**GOAL**
Copy out the records precisely, omitting pictures.

+++ RECORDS FOR THE TASK

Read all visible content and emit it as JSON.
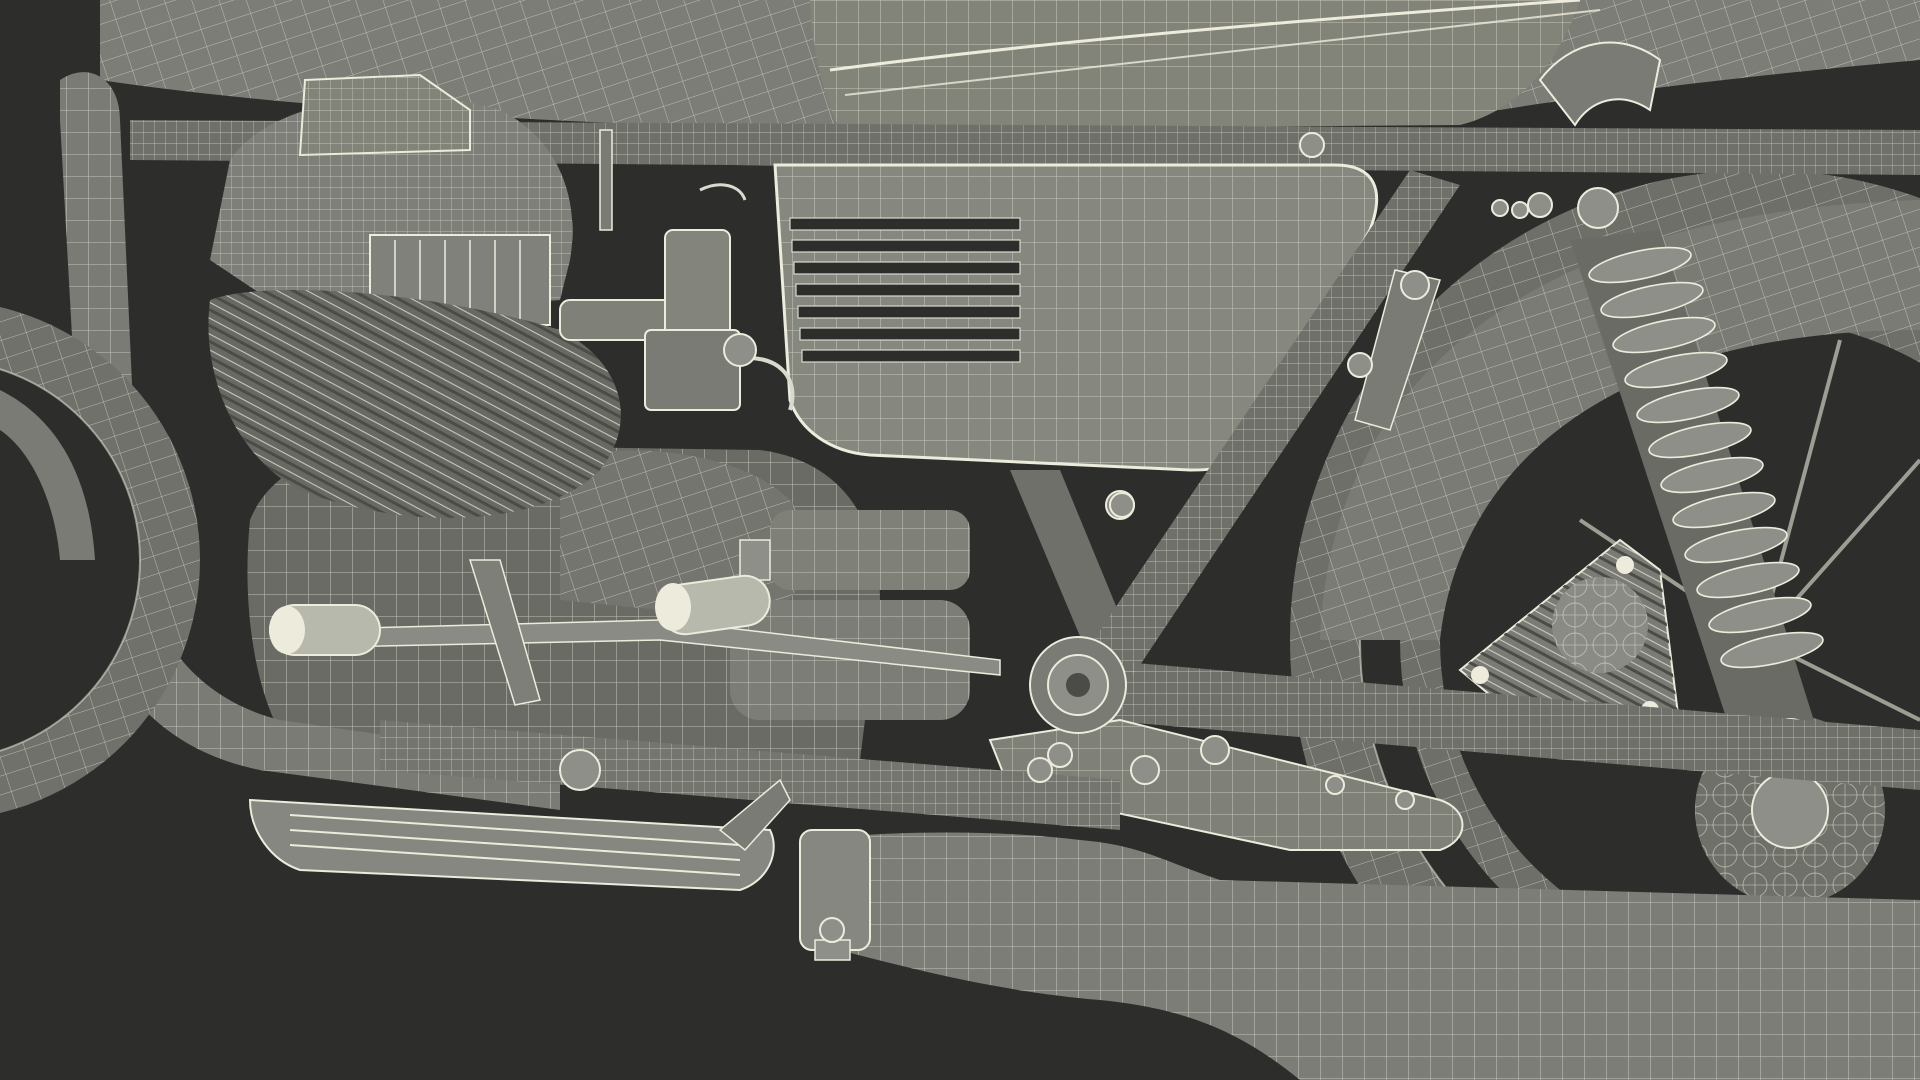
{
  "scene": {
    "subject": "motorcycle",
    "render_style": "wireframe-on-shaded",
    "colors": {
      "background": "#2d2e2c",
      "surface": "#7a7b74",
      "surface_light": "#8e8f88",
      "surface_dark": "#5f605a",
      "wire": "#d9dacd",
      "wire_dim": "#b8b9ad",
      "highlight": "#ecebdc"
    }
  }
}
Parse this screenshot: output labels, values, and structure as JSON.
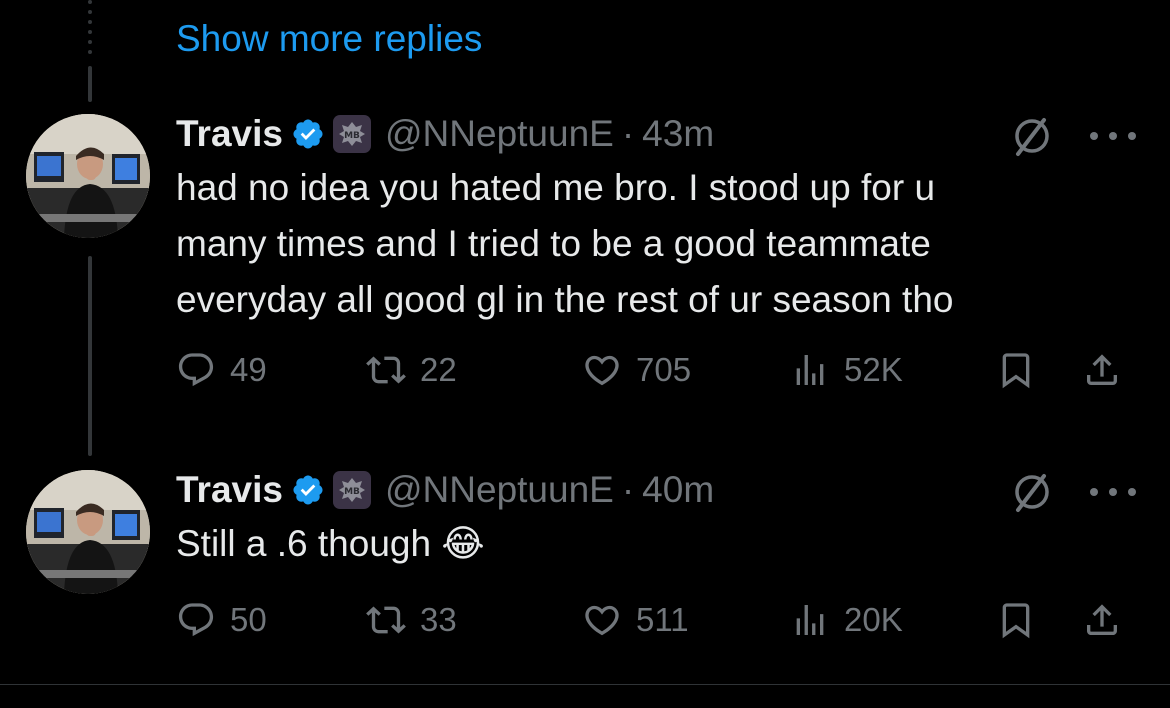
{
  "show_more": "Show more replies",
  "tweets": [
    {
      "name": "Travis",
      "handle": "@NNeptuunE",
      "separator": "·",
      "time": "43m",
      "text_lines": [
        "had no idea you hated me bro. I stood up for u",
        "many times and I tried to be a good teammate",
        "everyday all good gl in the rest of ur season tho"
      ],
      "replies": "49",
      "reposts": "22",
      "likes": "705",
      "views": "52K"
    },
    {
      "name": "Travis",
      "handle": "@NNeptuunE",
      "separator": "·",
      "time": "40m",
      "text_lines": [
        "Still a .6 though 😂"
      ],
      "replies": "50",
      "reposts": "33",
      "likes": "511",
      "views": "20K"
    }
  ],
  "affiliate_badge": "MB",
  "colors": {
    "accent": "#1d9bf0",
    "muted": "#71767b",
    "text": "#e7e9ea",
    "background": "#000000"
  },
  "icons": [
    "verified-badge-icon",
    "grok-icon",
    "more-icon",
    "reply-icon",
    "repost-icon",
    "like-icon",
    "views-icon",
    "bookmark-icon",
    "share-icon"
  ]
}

++++++

**SOLUTION TO THE PROBLEM**
Read all visible content and emit it as JSON.
{
  "scene": {
    "subject": "motorcycle",
    "render_style": "wireframe-on-shaded",
    "colors": {
      "background": "#2d2e2c",
      "surface": "#7a7b74",
      "surface_light": "#8e8f88",
      "surface_dark": "#5f605a",
      "wire": "#d9dacd",
      "wire_dim": "#b8b9ad",
      "highlight": "#ecebdc"
    }
  }
}
Parse this screenshot: output labels, values, and structure as JSON.
{
  "show_more": "Show more replies",
  "tweets": [
    {
      "name": "Travis",
      "handle": "@NNeptuunE",
      "separator": "·",
      "time": "43m",
      "text_lines": [
        "had no idea you hated me bro. I stood up for u",
        "many times and I tried to be a good teammate",
        "everyday all good gl in the rest of ur season tho"
      ],
      "replies": "49",
      "reposts": "22",
      "likes": "705",
      "views": "52K"
    },
    {
      "name": "Travis",
      "handle": "@NNeptuunE",
      "separator": "·",
      "time": "40m",
      "text_lines": [
        "Still a .6 though 😂"
      ],
      "replies": "50",
      "reposts": "33",
      "likes": "511",
      "views": "20K"
    }
  ],
  "affiliate_badge": "MB",
  "colors": {
    "accent": "#1d9bf0",
    "muted": "#71767b",
    "text": "#e7e9ea",
    "background": "#000000"
  },
  "icons": [
    "verified-badge-icon",
    "grok-icon",
    "more-icon",
    "reply-icon",
    "repost-icon",
    "like-icon",
    "views-icon",
    "bookmark-icon",
    "share-icon"
  ]
}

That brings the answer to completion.